Aim: Locate every line in the records below that holds the word "breakdown" and return each one.

··· The records

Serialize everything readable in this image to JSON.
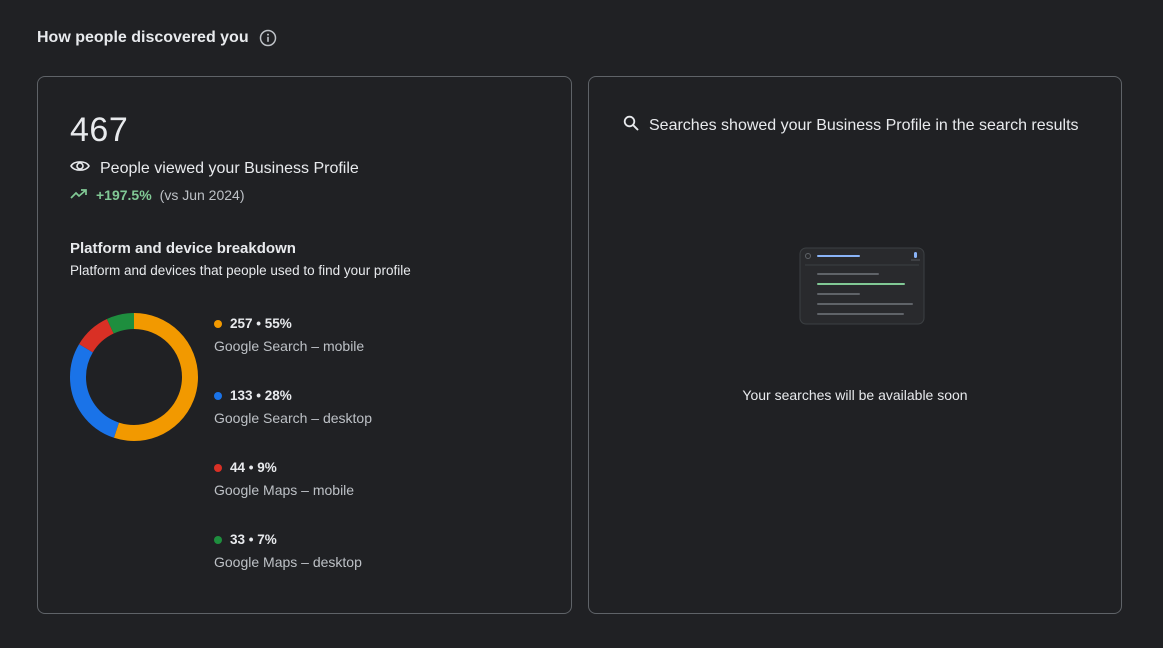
{
  "section": {
    "title": "How people discovered you"
  },
  "profile_views": {
    "count": "467",
    "label": "People viewed your Business Profile",
    "trend_pct": "+197.5%",
    "trend_vs": "(vs Jun 2024)"
  },
  "breakdown": {
    "title": "Platform and device breakdown",
    "subtitle": "Platform and devices that people used to find your profile",
    "items": [
      {
        "head": "257 • 55%",
        "desc": "Google Search – mobile",
        "color": "#f29900"
      },
      {
        "head": "133 • 28%",
        "desc": "Google Search – desktop",
        "color": "#1a73e8"
      },
      {
        "head": "44 • 9%",
        "desc": "Google Maps – mobile",
        "color": "#d93025"
      },
      {
        "head": "33 • 7%",
        "desc": "Google Maps – desktop",
        "color": "#1e8e3e"
      }
    ]
  },
  "chart_data": {
    "type": "pie",
    "categories": [
      "Google Search – mobile",
      "Google Search – desktop",
      "Google Maps – mobile",
      "Google Maps – desktop"
    ],
    "values": [
      257,
      133,
      44,
      33
    ],
    "colors": [
      "#f29900",
      "#1a73e8",
      "#d93025",
      "#1e8e3e"
    ]
  },
  "searches": {
    "title": "Searches showed your Business Profile in the search results",
    "empty_message": "Your searches will be available soon"
  },
  "icons": {
    "info": "info-icon",
    "eye": "eye-icon",
    "trend": "trending-up-icon",
    "search": "search-icon"
  }
}
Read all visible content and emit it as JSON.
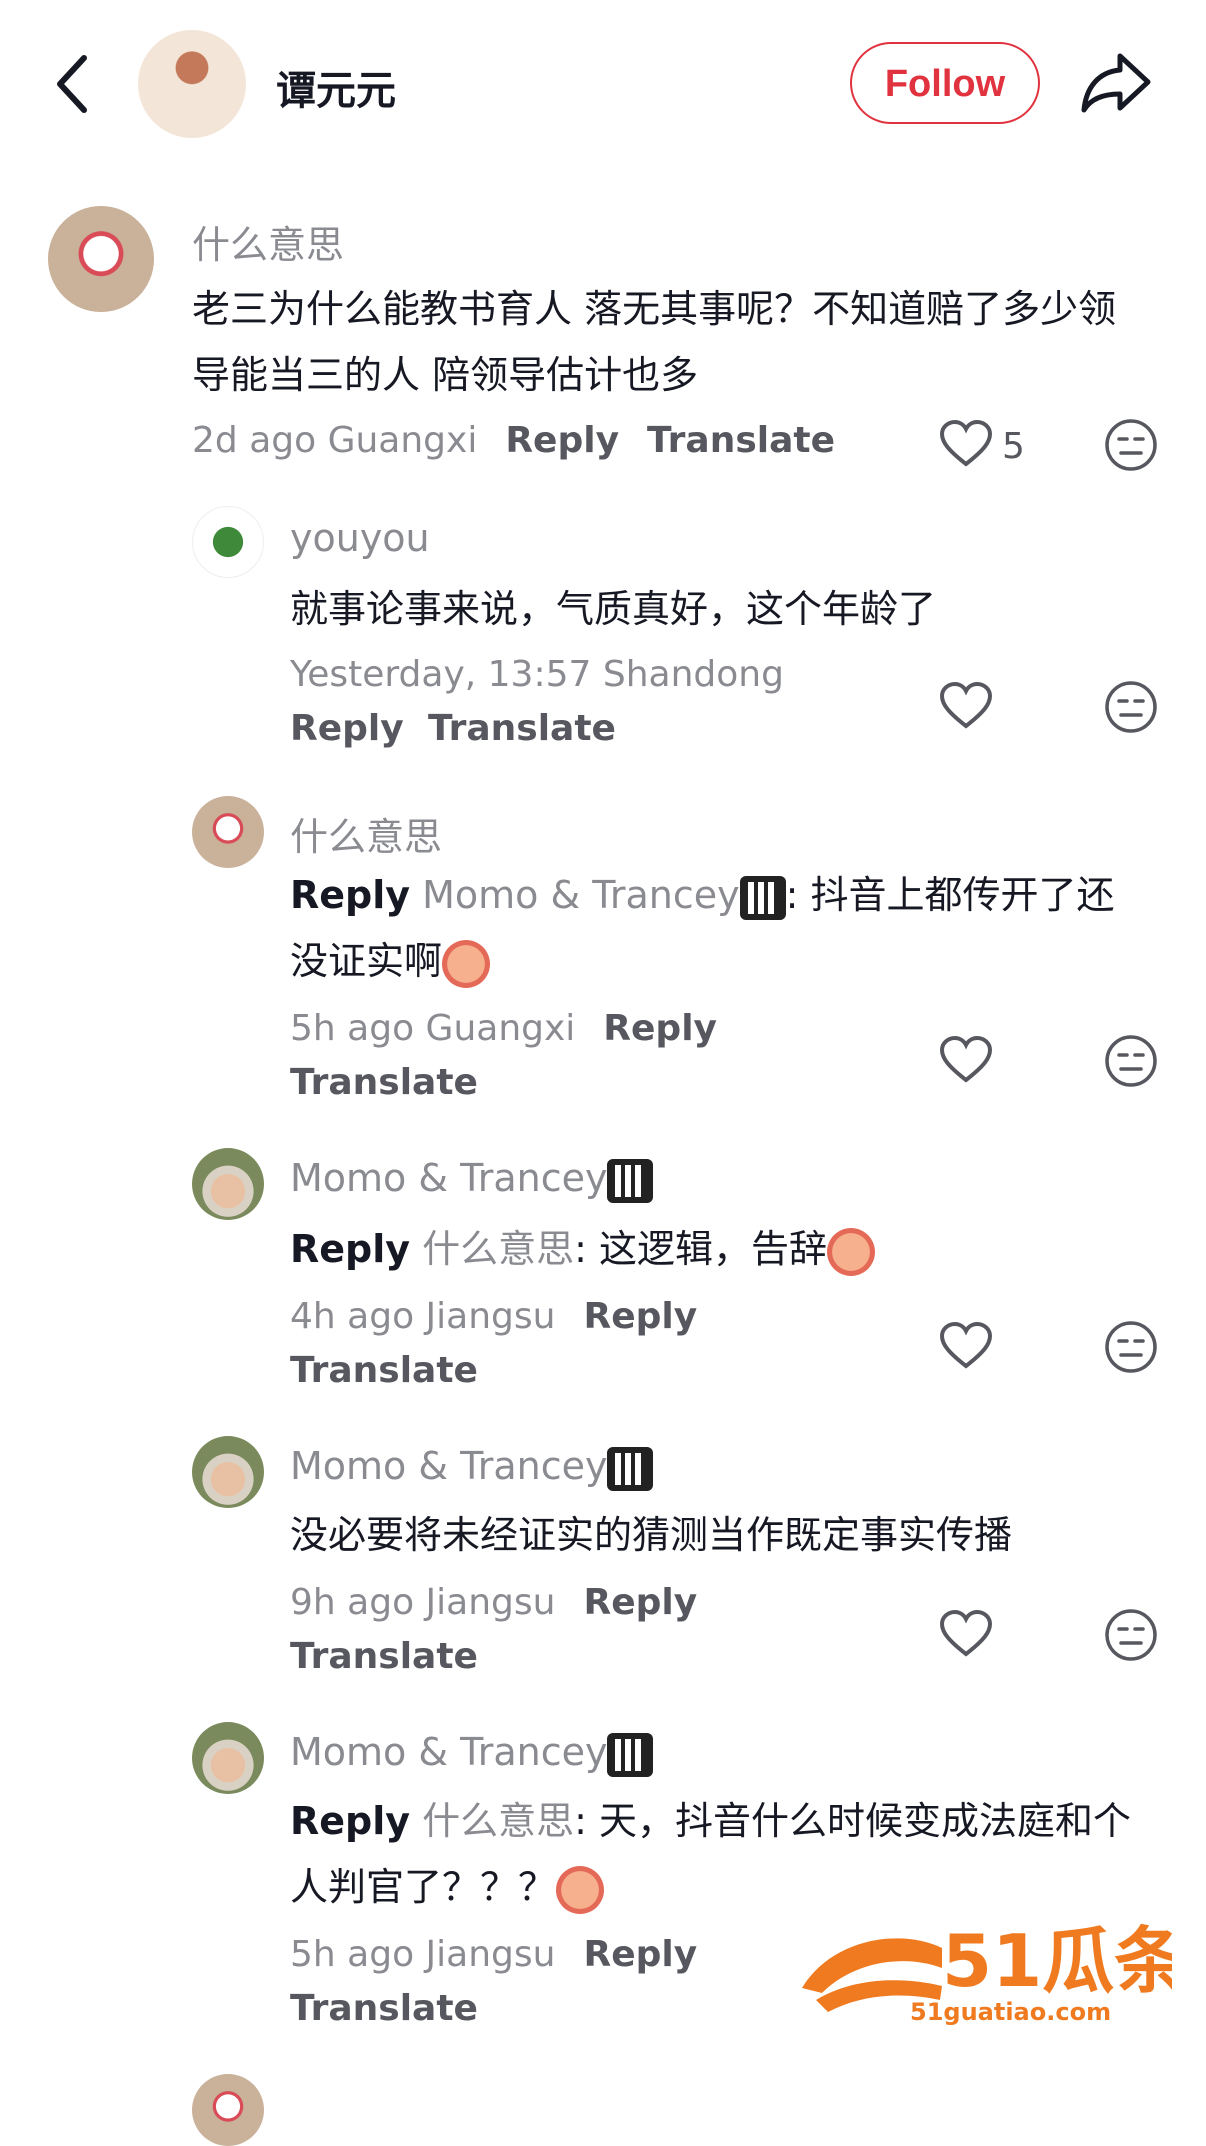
{
  "header": {
    "title": "谭元元",
    "follow_label": "Follow"
  },
  "comments": [
    {
      "author": "什么意思",
      "text": "老三为什么能教书育人 落无其事呢？不知道赔了多少领导能当三的人 陪领导估计也多",
      "meta": "2d ago Guangxi",
      "reply_label": "Reply",
      "translate_label": "Translate",
      "likes": "5"
    },
    {
      "author": "youyou",
      "text": "就事论事来说，气质真好，这个年龄了",
      "meta": "Yesterday, 13:57 Shandong",
      "reply_label": "Reply",
      "translate_label": "Translate"
    },
    {
      "author": "什么意思",
      "reply_prefix": "Reply",
      "reply_to": "Momo & Trancey",
      "text": ": 抖音上都传开了还没证实啊",
      "meta": "5h ago Guangxi",
      "reply_label": "Reply",
      "translate_label": "Translate"
    },
    {
      "author": "Momo & Trancey",
      "reply_prefix": "Reply",
      "reply_to": "什么意思",
      "text": ": 这逻辑，告辞",
      "meta": "4h ago Jiangsu",
      "reply_label": "Reply",
      "translate_label": "Translate"
    },
    {
      "author": "Momo & Trancey",
      "text": "没必要将未经证实的猜测当作既定事实传播",
      "meta": "9h ago Jiangsu",
      "reply_label": "Reply",
      "translate_label": "Translate"
    },
    {
      "author": "Momo & Trancey",
      "reply_prefix": "Reply",
      "reply_to": "什么意思",
      "text": ": 天，抖音什么时候变成法庭和个人判官了？？？",
      "meta": "5h ago Jiangsu",
      "reply_label": "Reply",
      "translate_label": "Translate"
    }
  ],
  "watermark": {
    "brand": "51瓜条",
    "url": "51guatiao.com"
  },
  "colors": {
    "accent": "#e0333f",
    "secondary_text": "#8a8b91",
    "watermark": "#f07a1f"
  },
  "icons": [
    "back-icon",
    "share-icon",
    "heart-icon",
    "dislike-icon",
    "piano-emoji",
    "crying-emoji"
  ]
}
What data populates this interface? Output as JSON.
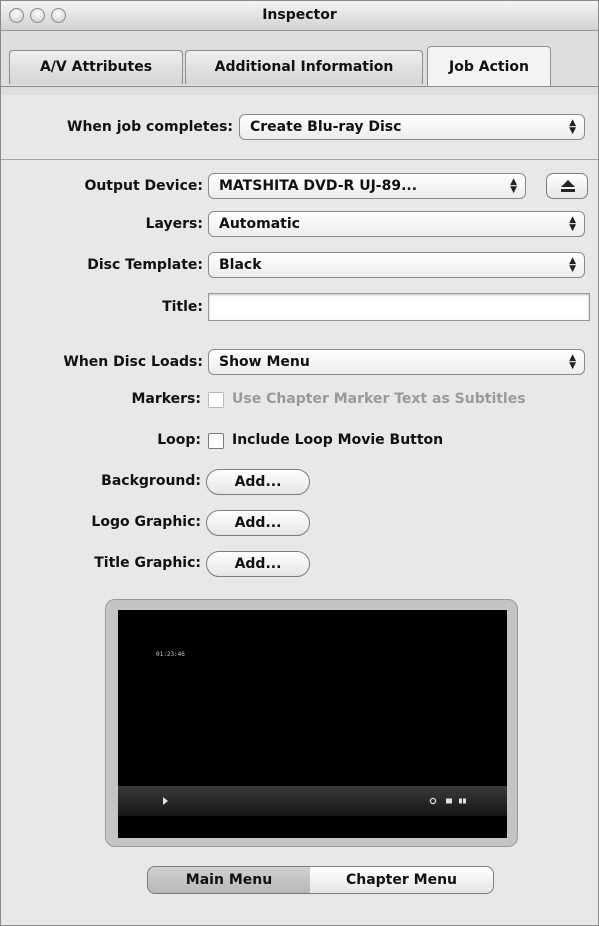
{
  "window": {
    "title": "Inspector"
  },
  "tabs": [
    {
      "label": "A/V Attributes",
      "active": false
    },
    {
      "label": "Additional Information",
      "active": false
    },
    {
      "label": "Job Action",
      "active": true
    }
  ],
  "job": {
    "label": "When job completes:",
    "value": "Create Blu-ray Disc"
  },
  "output_device": {
    "label": "Output Device:",
    "value": "MATSHITA DVD-R   UJ-89..."
  },
  "layers": {
    "label": "Layers:",
    "value": "Automatic"
  },
  "disc_template": {
    "label": "Disc Template:",
    "value": "Black"
  },
  "title_field": {
    "label": "Title:",
    "value": ""
  },
  "when_disc_loads": {
    "label": "When Disc Loads:",
    "value": "Show Menu"
  },
  "markers": {
    "label": "Markers:",
    "checkbox_label": "Use Chapter Marker Text as Subtitles",
    "checked": false,
    "enabled": false
  },
  "loop": {
    "label": "Loop:",
    "checkbox_label": "Include Loop Movie Button",
    "checked": false
  },
  "background": {
    "label": "Background:",
    "button": "Add..."
  },
  "logo_graphic": {
    "label": "Logo Graphic:",
    "button": "Add..."
  },
  "title_graphic": {
    "label": "Title Graphic:",
    "button": "Add..."
  },
  "preview": {
    "timecode": "01:23:46"
  },
  "menu_segments": [
    {
      "label": "Main Menu",
      "selected": true
    },
    {
      "label": "Chapter Menu",
      "selected": false
    }
  ],
  "icons": [
    "close-icon",
    "minimize-icon",
    "zoom-icon",
    "eject-icon",
    "updown-arrows-icon",
    "play-icon"
  ]
}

······

Answer to the task:
  "breakdown": {
    "title": "Platform and device breakdown",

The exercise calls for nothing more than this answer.